[start of Records to process]
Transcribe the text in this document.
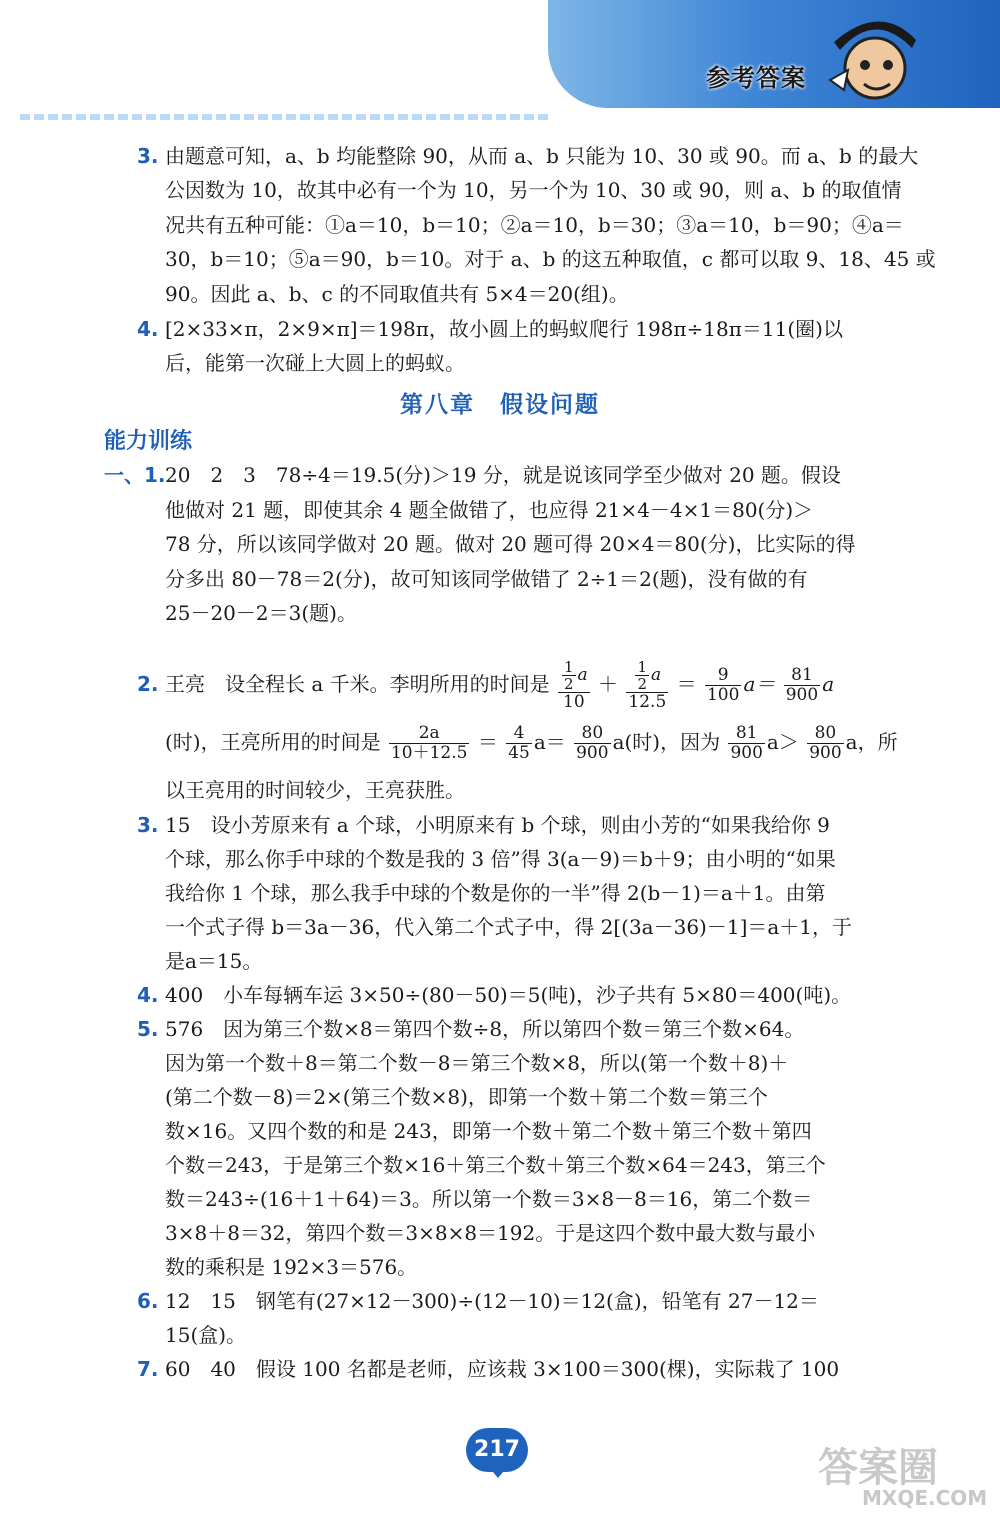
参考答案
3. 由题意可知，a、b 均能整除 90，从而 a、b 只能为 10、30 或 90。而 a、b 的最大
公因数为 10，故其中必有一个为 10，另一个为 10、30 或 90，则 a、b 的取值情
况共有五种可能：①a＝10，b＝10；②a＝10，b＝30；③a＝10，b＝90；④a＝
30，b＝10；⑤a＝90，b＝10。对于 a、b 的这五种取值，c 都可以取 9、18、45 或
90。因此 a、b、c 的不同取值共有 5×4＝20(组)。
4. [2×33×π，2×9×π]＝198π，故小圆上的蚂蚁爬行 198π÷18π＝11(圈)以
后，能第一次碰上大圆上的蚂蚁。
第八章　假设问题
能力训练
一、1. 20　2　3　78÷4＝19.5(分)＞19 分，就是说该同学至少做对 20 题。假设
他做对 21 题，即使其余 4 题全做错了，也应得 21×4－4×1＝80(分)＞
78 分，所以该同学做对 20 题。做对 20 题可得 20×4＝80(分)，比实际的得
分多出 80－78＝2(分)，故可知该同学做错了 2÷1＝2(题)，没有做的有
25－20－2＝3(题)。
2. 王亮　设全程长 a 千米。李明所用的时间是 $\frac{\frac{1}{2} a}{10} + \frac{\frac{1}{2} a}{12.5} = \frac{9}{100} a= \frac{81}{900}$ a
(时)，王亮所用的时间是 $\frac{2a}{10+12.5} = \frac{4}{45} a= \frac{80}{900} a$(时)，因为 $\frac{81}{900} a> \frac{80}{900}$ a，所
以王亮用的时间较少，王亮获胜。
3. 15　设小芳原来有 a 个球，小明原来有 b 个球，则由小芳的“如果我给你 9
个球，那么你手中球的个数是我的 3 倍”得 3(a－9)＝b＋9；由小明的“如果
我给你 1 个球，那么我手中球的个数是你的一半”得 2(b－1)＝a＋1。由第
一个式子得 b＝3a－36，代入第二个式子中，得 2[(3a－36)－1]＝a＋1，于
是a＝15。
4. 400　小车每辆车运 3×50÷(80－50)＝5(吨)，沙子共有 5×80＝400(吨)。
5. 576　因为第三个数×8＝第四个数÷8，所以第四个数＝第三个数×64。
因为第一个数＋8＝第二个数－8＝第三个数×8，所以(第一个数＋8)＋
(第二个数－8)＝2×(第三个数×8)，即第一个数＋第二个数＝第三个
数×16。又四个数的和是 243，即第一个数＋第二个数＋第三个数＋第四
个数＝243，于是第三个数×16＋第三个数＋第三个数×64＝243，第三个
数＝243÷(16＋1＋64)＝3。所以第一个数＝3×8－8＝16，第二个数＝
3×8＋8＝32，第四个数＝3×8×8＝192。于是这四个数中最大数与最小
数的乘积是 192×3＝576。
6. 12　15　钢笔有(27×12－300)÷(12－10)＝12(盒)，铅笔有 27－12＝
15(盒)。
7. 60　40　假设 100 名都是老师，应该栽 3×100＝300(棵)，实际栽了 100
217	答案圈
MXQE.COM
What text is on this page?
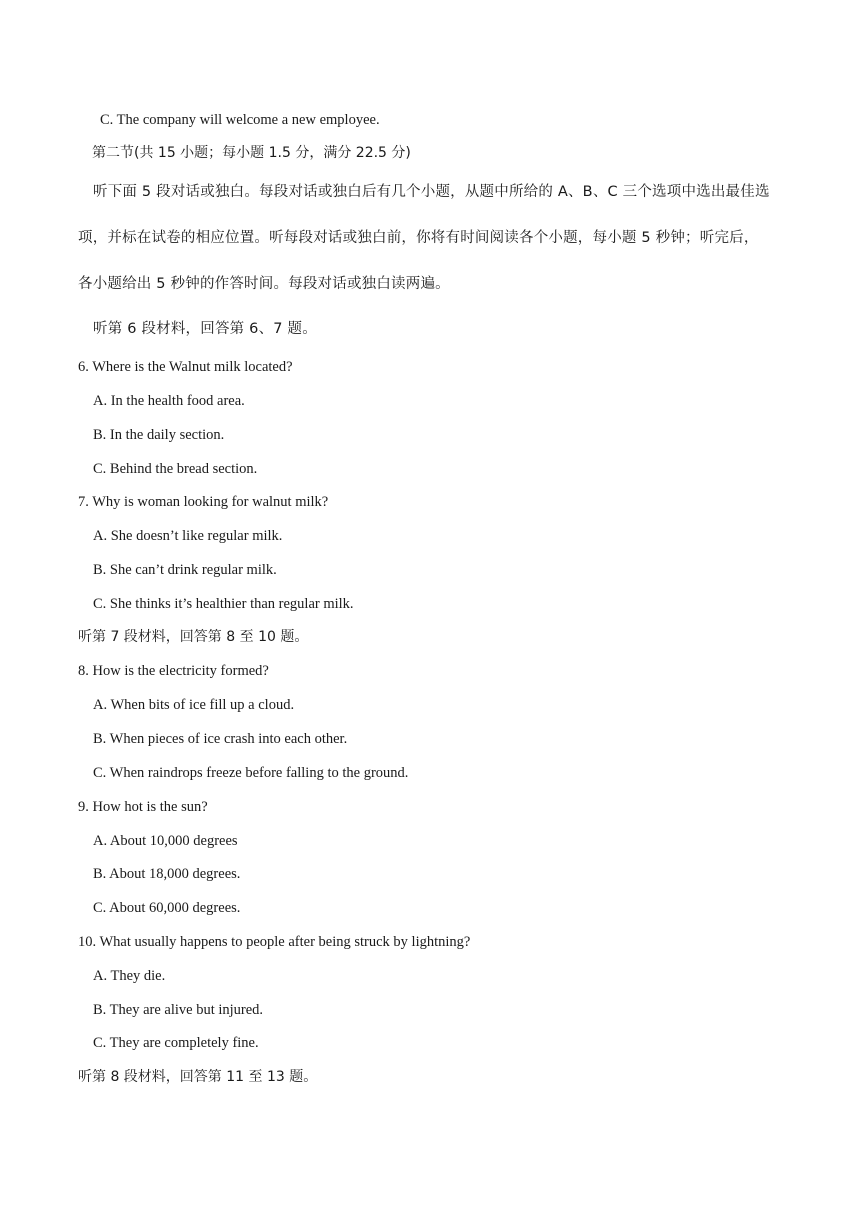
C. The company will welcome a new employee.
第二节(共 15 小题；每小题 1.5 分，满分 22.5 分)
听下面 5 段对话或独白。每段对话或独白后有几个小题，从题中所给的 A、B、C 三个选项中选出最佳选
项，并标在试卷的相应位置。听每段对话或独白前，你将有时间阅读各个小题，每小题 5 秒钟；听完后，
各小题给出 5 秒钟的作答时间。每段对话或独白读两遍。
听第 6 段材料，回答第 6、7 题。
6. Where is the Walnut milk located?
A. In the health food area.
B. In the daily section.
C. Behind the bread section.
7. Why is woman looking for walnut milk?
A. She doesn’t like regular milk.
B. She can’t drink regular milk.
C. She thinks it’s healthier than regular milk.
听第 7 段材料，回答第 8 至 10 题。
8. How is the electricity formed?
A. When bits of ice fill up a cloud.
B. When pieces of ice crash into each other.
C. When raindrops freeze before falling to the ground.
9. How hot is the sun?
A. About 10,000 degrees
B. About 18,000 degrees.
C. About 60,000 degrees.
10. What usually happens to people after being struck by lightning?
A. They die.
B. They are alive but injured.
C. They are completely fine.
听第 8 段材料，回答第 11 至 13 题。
[end of Records to process]
▸ **Work to complete**:
Scan the listing above for the word "frac" and show each line where it is found.

▸ **Task output**:
2. 王亮　设全程长 a 千米。李明所用的时间是 $\frac{\frac{1}{2} a}{10} + \frac{\frac{1}{2} a}{12.5} = \frac{9}{100} a= \frac{81}{900}$ a
(时)，王亮所用的时间是 $\frac{2a}{10+12.5} = \frac{4}{45} a= \frac{80}{900} a$(时)，因为 $\frac{81}{900} a> \frac{80}{900}$ a，所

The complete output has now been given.